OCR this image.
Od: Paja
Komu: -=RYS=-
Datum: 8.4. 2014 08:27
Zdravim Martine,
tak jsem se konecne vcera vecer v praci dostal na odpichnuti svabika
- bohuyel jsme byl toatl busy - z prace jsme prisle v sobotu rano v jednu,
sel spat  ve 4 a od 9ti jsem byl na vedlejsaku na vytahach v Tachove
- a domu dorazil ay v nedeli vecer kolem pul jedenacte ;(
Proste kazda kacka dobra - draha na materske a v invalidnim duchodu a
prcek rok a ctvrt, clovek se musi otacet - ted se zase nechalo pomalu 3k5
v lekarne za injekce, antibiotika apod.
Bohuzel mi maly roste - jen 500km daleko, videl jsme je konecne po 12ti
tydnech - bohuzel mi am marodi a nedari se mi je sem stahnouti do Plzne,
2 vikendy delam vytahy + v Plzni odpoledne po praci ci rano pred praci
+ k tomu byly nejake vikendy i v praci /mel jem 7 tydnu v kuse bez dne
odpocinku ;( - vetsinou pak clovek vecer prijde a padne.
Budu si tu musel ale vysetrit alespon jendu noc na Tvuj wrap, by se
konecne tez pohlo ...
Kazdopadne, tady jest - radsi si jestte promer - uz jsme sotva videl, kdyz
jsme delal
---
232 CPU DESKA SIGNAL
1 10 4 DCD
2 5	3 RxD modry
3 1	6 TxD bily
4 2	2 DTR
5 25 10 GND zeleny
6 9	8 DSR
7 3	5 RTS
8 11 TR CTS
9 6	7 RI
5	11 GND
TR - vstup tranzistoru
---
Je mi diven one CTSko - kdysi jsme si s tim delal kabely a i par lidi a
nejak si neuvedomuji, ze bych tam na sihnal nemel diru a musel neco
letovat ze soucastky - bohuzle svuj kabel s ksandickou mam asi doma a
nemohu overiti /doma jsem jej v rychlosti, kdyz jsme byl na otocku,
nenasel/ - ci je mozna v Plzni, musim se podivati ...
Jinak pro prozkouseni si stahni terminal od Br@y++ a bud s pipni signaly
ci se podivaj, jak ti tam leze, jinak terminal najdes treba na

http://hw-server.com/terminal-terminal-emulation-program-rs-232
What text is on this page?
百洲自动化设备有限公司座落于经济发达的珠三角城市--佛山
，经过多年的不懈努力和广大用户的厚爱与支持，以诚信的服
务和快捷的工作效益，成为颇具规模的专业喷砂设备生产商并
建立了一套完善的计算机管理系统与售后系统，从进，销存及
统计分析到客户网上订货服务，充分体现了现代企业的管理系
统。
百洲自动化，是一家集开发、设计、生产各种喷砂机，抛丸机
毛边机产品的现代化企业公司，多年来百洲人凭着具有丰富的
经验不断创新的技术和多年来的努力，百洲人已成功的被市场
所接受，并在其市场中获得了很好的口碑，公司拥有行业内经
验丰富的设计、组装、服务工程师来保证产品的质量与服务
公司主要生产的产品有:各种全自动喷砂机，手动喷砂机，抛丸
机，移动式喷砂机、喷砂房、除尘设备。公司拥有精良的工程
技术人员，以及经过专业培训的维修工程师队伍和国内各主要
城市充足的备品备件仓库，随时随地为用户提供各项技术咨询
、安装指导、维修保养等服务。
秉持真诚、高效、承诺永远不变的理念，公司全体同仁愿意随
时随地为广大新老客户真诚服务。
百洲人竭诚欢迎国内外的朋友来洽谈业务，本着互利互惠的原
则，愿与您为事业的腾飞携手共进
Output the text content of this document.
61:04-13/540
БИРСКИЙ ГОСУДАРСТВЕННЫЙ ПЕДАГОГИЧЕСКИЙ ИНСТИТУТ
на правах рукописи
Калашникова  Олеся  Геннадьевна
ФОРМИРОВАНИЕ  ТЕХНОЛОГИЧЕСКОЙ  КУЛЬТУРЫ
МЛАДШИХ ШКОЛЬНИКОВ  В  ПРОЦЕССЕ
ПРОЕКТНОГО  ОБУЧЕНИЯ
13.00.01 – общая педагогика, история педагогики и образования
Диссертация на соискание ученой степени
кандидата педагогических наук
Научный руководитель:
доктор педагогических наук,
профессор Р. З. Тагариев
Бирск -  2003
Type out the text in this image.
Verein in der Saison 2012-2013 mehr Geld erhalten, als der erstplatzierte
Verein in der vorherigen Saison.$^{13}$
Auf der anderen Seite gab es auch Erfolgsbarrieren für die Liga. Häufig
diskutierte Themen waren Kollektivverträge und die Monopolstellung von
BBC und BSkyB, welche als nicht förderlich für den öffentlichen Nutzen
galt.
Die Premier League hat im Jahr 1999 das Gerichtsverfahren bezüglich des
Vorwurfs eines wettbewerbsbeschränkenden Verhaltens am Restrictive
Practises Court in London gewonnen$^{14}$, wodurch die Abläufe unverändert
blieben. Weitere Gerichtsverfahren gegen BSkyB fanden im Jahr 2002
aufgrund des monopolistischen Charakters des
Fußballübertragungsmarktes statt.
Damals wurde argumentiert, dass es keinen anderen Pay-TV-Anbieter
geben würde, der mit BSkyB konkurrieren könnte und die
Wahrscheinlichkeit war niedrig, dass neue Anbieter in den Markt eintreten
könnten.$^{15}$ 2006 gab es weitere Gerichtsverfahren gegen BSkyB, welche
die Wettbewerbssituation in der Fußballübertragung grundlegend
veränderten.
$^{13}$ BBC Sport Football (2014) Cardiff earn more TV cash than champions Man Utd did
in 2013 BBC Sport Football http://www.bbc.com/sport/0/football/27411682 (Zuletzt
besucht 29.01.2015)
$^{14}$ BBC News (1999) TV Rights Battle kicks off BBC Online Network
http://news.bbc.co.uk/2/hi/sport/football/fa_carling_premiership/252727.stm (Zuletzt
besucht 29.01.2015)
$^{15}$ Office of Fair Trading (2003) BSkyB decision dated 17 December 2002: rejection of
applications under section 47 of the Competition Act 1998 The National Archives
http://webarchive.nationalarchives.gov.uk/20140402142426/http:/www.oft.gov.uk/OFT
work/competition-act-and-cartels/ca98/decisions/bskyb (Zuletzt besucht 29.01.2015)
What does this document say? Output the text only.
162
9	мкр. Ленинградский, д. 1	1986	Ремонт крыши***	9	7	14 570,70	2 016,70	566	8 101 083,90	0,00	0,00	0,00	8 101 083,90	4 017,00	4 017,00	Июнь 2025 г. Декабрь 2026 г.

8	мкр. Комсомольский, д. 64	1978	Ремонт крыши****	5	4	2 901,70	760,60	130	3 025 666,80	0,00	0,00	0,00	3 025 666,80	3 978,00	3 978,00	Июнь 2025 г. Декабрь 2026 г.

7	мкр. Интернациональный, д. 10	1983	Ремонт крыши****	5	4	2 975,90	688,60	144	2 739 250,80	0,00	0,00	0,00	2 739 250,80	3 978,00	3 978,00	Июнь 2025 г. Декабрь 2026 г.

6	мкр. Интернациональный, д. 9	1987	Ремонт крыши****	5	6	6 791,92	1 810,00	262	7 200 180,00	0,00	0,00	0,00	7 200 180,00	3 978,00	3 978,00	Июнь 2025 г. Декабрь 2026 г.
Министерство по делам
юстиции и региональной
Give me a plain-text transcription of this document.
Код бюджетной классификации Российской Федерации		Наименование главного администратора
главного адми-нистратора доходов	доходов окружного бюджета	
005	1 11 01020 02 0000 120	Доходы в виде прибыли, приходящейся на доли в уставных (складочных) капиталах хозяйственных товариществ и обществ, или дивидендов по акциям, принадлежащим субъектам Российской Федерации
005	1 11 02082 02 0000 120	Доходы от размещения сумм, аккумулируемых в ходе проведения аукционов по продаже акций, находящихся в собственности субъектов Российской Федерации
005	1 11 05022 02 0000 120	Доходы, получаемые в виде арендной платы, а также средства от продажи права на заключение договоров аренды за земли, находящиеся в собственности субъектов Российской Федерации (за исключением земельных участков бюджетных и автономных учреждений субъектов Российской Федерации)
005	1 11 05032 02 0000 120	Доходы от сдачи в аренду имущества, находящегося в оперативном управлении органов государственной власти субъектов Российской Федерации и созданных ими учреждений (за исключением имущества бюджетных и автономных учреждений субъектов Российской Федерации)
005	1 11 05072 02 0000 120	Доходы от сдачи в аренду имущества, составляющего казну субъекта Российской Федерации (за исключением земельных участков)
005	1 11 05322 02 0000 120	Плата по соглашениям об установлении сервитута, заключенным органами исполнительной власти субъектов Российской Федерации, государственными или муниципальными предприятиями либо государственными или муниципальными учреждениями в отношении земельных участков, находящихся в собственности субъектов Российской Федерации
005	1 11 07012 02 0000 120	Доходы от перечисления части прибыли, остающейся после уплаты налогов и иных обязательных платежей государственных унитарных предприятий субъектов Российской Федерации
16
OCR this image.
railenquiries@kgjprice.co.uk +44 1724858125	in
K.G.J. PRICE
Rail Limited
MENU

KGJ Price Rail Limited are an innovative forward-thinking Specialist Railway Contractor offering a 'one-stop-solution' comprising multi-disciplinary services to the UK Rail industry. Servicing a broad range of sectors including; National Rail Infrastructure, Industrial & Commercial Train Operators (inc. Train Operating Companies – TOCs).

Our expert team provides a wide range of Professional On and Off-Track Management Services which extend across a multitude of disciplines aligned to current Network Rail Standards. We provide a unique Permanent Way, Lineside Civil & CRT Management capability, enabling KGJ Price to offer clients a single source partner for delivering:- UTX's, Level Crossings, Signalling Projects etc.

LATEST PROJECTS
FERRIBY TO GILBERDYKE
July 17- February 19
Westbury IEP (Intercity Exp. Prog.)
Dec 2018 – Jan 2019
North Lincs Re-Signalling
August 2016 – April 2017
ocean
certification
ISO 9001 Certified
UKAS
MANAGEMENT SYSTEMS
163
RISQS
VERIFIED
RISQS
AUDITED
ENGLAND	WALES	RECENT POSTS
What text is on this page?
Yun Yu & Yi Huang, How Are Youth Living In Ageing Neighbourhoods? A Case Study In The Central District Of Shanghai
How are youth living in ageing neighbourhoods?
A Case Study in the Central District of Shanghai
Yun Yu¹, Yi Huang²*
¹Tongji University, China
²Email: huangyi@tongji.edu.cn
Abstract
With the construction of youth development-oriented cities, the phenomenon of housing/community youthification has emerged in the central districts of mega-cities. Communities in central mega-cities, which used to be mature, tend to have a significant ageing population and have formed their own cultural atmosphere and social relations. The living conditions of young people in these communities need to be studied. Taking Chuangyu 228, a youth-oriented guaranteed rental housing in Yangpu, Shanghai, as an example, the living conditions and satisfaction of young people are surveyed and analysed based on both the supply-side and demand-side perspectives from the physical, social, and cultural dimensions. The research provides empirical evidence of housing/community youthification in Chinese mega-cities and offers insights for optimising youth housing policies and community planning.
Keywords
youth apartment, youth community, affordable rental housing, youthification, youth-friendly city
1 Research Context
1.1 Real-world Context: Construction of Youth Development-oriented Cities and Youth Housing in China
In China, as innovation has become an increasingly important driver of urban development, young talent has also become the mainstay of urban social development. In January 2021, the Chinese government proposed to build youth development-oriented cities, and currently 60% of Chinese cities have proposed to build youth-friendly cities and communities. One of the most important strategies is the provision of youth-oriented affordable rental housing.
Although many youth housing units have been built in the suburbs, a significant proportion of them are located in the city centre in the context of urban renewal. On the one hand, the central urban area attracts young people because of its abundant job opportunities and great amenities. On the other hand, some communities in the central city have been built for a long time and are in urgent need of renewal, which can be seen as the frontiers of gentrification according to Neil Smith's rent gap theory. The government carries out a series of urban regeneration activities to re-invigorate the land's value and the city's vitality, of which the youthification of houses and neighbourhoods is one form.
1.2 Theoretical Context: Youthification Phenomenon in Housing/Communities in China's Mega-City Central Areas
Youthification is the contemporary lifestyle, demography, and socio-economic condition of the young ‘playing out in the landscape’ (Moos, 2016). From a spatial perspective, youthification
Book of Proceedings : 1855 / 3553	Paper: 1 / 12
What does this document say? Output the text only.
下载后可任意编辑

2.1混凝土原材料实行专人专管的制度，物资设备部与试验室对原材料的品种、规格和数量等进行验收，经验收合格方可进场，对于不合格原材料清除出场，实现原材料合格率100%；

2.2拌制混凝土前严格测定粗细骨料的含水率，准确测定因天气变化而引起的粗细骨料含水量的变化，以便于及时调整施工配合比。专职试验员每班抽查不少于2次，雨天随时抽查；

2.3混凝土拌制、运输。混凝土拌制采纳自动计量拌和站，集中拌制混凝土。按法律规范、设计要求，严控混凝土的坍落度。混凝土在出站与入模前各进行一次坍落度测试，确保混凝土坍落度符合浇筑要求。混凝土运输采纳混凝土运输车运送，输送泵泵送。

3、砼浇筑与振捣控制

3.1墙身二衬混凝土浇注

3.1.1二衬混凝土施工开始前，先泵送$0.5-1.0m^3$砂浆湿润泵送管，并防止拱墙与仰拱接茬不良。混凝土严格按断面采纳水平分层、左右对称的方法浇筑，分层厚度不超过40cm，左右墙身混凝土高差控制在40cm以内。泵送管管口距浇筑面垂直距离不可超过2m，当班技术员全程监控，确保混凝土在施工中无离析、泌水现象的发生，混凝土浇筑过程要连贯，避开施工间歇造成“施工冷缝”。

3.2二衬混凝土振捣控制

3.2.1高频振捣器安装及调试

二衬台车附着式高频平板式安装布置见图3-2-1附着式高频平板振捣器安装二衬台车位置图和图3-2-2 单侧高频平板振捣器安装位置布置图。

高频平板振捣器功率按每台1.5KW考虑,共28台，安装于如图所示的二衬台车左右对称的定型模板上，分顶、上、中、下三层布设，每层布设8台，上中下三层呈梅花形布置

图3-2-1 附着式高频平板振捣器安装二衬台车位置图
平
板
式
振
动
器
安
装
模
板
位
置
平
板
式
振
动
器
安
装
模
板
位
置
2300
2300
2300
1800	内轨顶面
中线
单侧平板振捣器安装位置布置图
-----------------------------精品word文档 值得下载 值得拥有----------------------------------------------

+++++

▸ Exercise description
Look through the data above. Each line containing the word "Case" needs to be copied.

▸ Solution to this problem
Yun Yu & Yi Huang, How Are Youth Living In Ageing Neighbourhoods? A Case Study In The Central District Of Shanghai
A Case Study in the Central District of Shanghai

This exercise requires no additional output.